**EXERCISE TASK**: Tell me how many lines hold "content", please, using only the number.

(Stored records)
(begin)

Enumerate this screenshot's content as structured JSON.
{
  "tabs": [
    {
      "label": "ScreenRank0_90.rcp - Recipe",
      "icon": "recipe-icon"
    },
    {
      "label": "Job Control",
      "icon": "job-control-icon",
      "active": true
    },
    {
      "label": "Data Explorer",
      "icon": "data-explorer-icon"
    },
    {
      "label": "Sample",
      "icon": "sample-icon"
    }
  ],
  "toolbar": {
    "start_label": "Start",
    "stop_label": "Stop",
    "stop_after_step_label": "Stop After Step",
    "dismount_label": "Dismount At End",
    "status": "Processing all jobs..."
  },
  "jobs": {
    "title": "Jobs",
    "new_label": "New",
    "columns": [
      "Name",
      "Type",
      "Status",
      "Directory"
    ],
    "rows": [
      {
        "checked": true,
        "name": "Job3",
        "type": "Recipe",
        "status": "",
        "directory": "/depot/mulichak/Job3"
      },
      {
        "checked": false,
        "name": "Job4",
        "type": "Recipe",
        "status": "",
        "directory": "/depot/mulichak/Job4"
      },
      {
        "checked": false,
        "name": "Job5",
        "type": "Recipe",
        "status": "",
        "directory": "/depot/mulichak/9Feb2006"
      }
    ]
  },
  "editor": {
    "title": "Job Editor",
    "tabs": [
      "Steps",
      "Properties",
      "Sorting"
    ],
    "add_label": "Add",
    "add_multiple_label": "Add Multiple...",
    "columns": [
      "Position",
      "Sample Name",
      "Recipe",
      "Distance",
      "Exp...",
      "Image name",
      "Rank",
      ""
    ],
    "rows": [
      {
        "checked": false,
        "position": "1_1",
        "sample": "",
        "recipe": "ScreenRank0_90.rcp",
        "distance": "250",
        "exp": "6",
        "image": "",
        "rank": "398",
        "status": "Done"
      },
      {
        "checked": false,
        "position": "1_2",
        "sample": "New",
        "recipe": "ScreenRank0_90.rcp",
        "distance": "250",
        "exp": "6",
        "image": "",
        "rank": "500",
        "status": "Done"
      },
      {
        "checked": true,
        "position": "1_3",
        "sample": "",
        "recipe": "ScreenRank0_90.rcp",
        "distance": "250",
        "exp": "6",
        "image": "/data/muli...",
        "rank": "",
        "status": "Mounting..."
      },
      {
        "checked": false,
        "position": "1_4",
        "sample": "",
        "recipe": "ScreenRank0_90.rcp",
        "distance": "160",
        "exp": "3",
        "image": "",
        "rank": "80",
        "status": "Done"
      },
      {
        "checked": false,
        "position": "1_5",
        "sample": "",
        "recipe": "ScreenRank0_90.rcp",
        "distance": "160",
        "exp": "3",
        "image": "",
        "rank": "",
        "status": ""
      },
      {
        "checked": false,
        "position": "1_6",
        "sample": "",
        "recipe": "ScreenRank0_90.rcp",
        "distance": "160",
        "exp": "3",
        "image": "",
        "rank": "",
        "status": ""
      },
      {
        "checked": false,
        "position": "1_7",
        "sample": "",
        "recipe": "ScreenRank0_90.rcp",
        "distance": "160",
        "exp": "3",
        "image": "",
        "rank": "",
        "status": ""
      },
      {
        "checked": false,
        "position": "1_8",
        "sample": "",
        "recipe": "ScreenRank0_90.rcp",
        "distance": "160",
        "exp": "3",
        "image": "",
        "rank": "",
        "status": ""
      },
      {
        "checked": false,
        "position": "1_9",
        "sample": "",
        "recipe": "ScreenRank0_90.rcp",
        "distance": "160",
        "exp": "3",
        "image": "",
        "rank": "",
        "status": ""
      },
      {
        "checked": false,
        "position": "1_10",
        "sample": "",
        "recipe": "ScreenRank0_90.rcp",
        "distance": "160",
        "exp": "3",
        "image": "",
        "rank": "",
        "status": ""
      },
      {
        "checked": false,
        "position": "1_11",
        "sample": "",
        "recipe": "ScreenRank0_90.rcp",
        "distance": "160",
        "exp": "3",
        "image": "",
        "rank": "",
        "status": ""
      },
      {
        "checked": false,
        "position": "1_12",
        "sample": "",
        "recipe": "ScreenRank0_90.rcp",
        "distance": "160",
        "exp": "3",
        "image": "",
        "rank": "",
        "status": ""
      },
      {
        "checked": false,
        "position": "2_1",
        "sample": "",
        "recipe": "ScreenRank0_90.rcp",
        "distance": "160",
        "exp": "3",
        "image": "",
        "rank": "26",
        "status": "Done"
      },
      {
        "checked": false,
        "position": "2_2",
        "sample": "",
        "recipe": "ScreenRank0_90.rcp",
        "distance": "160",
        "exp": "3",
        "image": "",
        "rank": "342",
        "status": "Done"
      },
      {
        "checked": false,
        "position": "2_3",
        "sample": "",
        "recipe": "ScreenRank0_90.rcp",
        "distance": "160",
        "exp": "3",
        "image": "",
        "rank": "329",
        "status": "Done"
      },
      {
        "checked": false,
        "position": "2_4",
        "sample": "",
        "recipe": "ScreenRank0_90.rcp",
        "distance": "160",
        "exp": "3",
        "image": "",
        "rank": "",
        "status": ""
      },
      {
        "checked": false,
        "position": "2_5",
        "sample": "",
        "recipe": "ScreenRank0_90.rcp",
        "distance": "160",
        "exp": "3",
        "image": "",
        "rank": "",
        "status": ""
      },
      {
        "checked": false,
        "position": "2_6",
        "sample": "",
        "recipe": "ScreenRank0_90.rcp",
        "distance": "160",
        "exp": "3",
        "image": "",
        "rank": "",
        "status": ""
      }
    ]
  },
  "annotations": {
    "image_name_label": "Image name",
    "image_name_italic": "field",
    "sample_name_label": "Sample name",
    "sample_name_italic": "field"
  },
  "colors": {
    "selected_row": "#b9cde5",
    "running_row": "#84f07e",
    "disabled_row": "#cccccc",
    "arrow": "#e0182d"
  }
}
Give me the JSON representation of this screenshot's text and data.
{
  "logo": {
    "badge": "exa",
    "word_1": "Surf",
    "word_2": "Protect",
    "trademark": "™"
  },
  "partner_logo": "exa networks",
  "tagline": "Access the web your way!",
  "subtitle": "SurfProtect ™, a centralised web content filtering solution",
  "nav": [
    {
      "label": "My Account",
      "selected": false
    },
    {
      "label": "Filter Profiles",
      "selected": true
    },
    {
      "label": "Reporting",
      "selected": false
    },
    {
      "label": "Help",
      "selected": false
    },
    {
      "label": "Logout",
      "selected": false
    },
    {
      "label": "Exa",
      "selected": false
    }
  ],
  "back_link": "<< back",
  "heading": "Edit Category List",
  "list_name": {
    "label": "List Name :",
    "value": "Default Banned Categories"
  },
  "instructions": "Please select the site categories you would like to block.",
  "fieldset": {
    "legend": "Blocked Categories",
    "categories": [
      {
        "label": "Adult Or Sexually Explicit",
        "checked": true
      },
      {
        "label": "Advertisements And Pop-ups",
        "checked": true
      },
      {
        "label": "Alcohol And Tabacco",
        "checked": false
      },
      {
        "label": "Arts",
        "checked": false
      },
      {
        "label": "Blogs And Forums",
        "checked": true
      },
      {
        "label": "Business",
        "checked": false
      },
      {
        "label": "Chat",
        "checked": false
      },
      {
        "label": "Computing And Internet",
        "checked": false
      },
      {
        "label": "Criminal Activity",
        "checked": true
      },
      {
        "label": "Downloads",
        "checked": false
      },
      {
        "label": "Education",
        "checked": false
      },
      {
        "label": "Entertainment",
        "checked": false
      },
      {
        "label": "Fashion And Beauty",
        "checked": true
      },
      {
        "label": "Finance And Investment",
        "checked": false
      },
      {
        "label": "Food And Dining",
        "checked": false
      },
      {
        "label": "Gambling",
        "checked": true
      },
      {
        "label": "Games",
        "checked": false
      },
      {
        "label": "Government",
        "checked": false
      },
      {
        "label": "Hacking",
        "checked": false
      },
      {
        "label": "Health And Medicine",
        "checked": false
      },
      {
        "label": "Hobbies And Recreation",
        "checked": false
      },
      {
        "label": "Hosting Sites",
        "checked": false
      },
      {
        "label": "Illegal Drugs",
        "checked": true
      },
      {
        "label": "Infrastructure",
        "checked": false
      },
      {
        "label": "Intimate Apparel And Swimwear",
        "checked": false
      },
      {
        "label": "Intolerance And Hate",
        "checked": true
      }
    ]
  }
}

(end)

**THE SOLUTION**: 2